• _Aim of the task_: Could you write out every record below exactly, leaving out any pictures?

• _Source data_:
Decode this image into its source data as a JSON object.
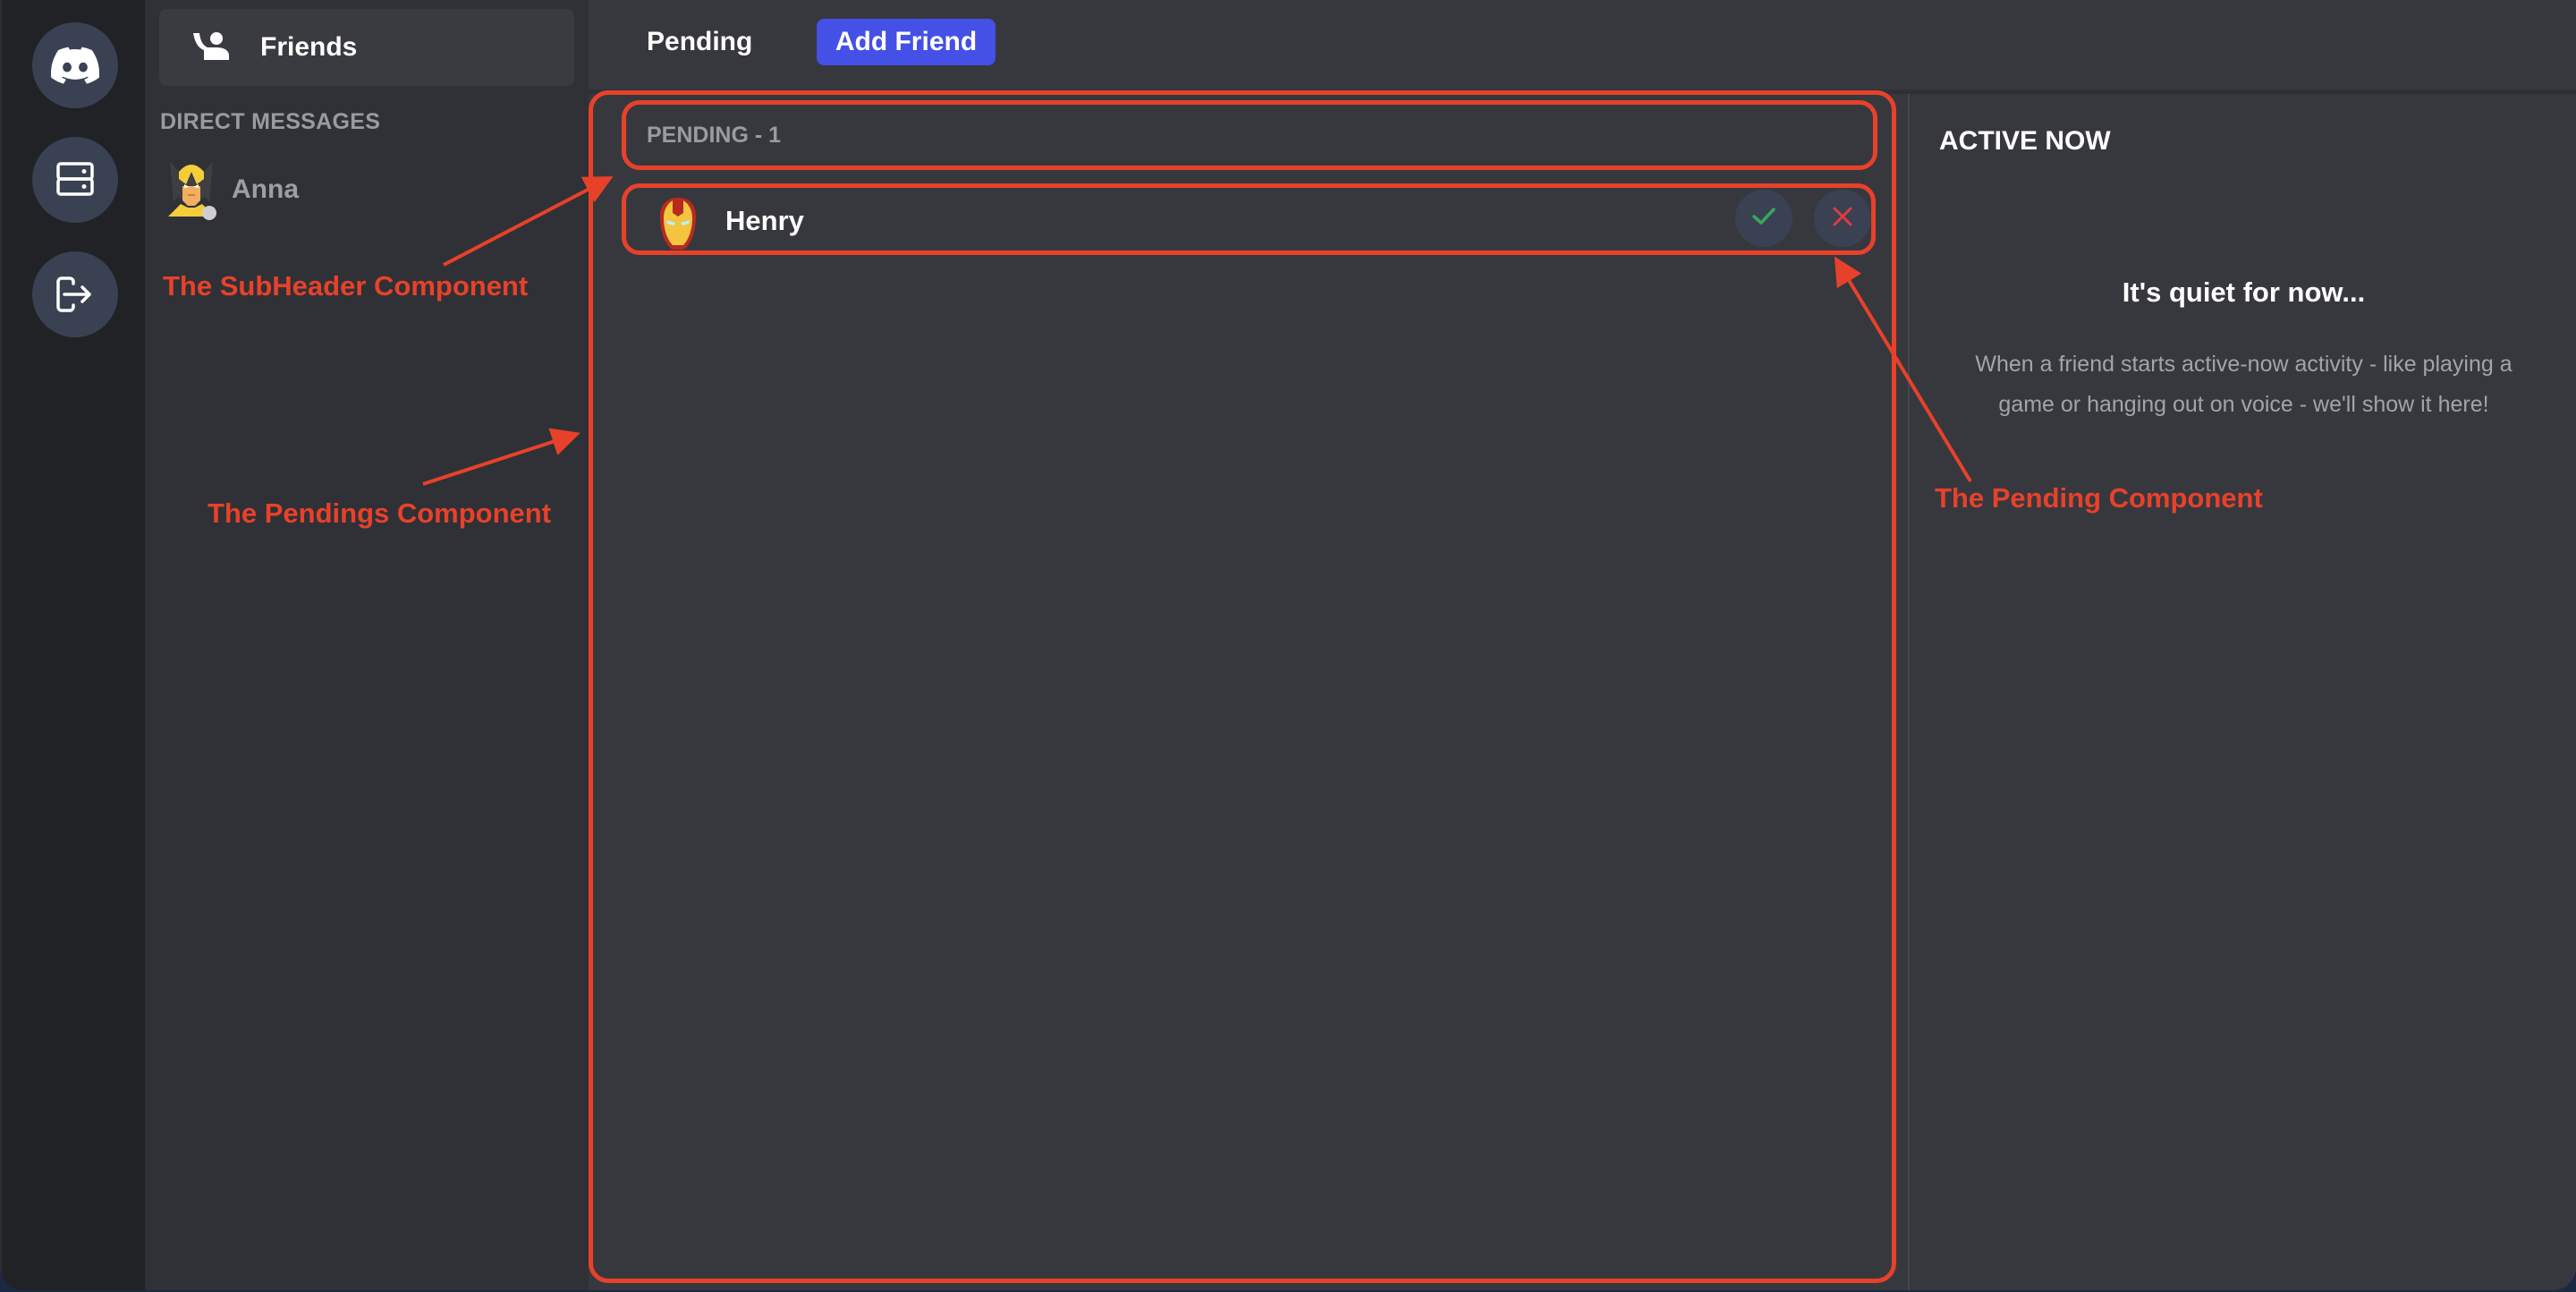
{
  "rail": {
    "buttons": [
      {
        "icon": "discord-logo-icon",
        "label": "Home"
      },
      {
        "icon": "server-icon",
        "label": "Servers"
      },
      {
        "icon": "logout-icon",
        "label": "Logout"
      }
    ]
  },
  "sidebar": {
    "friends_label": "Friends",
    "friends_icon": "friends-wave-icon",
    "dm_title": "DIRECT MESSAGES",
    "dms": [
      {
        "name": "Anna",
        "avatar": "wolverine-avatar",
        "status": "offline"
      }
    ]
  },
  "header": {
    "tab_pending": "Pending",
    "add_friend": "Add Friend"
  },
  "pendings": {
    "subheader": "PENDING - 1",
    "items": [
      {
        "name": "Henry",
        "avatar": "iron-man-avatar",
        "accept_icon": "check-icon",
        "decline_icon": "close-icon"
      }
    ]
  },
  "active_now": {
    "title": "ACTIVE NOW",
    "empty_title": "It's quiet for now...",
    "empty_desc": "When a friend starts active-now activity - like playing a game or hanging out on voice - we'll show it here!"
  },
  "annotations": {
    "subheader": "The SubHeader Component",
    "pendings": "The Pendings Component",
    "pending": "The Pending Component"
  },
  "colors": {
    "accent": "#4450e6",
    "annotation": "#e8412a",
    "accept": "#3ba55c",
    "decline": "#e03c3c"
  }
}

• _Response_:
Decode this image into its source data as a JSON object.
{
  "rail": {
    "buttons": [
      {
        "icon": "discord-logo-icon",
        "label": "Home"
      },
      {
        "icon": "server-icon",
        "label": "Servers"
      },
      {
        "icon": "logout-icon",
        "label": "Logout"
      }
    ]
  },
  "sidebar": {
    "friends_label": "Friends",
    "friends_icon": "friends-wave-icon",
    "dm_title": "DIRECT MESSAGES",
    "dms": [
      {
        "name": "Anna",
        "avatar": "wolverine-avatar",
        "status": "offline"
      }
    ]
  },
  "header": {
    "tab_pending": "Pending",
    "add_friend": "Add Friend"
  },
  "pendings": {
    "subheader": "PENDING - 1",
    "items": [
      {
        "name": "Henry",
        "avatar": "iron-man-avatar",
        "accept_icon": "check-icon",
        "decline_icon": "close-icon"
      }
    ]
  },
  "active_now": {
    "title": "ACTIVE NOW",
    "empty_title": "It's quiet for now...",
    "empty_desc": "When a friend starts active-now activity - like playing a game or hanging out on voice - we'll show it here!"
  },
  "annotations": {
    "subheader": "The SubHeader Component",
    "pendings": "The Pendings Component",
    "pending": "The Pending Component"
  },
  "colors": {
    "accent": "#4450e6",
    "annotation": "#e8412a",
    "accept": "#3ba55c",
    "decline": "#e03c3c"
  }
}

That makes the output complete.